# [GOAL]
Could you quote, exactly as they stand, the lines running from the one with "Read out every word on this page." to the final line of the material?

# [INPUT]
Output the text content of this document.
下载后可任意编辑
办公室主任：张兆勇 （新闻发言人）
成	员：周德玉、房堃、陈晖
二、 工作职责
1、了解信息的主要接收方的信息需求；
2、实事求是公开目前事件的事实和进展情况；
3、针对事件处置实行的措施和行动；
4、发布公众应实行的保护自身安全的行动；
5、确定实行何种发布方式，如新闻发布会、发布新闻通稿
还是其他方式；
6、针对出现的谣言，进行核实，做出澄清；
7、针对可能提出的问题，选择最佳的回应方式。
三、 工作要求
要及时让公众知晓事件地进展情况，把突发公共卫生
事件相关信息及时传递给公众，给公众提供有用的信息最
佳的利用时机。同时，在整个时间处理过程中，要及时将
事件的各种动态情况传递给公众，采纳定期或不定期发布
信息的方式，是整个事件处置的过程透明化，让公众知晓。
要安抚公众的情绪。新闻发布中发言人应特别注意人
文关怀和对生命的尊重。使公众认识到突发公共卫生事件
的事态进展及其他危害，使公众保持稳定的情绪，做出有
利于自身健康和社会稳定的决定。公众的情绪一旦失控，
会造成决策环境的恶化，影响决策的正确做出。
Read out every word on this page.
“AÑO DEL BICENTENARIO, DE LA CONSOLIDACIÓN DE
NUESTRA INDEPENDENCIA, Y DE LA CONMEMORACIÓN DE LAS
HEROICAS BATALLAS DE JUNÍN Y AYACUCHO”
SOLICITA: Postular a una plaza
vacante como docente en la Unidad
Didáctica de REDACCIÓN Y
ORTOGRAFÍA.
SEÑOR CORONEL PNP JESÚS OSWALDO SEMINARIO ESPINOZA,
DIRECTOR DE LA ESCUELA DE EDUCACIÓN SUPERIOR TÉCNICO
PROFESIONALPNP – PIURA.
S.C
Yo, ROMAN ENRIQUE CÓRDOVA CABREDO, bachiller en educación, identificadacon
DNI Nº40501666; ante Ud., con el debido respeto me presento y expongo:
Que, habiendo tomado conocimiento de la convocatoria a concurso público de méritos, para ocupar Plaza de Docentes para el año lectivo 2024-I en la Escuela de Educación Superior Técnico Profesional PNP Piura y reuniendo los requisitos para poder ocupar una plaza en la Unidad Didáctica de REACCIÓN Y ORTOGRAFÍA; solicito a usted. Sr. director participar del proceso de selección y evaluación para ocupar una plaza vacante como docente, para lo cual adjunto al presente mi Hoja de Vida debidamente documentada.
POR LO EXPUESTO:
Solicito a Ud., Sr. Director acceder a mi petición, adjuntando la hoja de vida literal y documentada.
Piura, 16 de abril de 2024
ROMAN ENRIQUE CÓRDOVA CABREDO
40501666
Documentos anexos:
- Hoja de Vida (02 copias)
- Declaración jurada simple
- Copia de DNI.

# [EXERCISE RESPONSE]
Read out every word on this page.
“AÑO DEL BICENTENARIO, DE LA CONSOLIDACIÓN DE
NUESTRA INDEPENDENCIA, Y DE LA CONMEMORACIÓN DE LAS
HEROICAS BATALLAS DE JUNÍN Y AYACUCHO”
SOLICITA: Postular a una plaza
vacante como docente en la Unidad
Didáctica de REDACCIÓN Y
ORTOGRAFÍA.
SEÑOR CORONEL PNP JESÚS OSWALDO SEMINARIO ESPINOZA,
DIRECTOR DE LA ESCUELA DE EDUCACIÓN SUPERIOR TÉCNICO
PROFESIONALPNP – PIURA.
S.C
Yo, ROMAN ENRIQUE CÓRDOVA CABREDO, bachiller en educación, identificadacon
DNI Nº40501666; ante Ud., con el debido respeto me presento y expongo:
Que, habiendo tomado conocimiento de la convocatoria a concurso público de méritos, para ocupar Plaza de Docentes para el año lectivo 2024-I en la Escuela de Educación Superior Técnico Profesional PNP Piura y reuniendo los requisitos para poder ocupar una plaza en la Unidad Didáctica de REACCIÓN Y ORTOGRAFÍA; solicito a usted. Sr. director participar del proceso de selección y evaluación para ocupar una plaza vacante como docente, para lo cual adjunto al presente mi Hoja de Vida debidamente documentada.
POR LO EXPUESTO:
Solicito a Ud., Sr. Director acceder a mi petición, adjuntando la hoja de vida literal y documentada.
Piura, 16 de abril de 2024
ROMAN ENRIQUE CÓRDOVA CABREDO
40501666
Documentos anexos:
- Hoja de Vida (02 copias)
- Declaración jurada simple
- Copia de DNI.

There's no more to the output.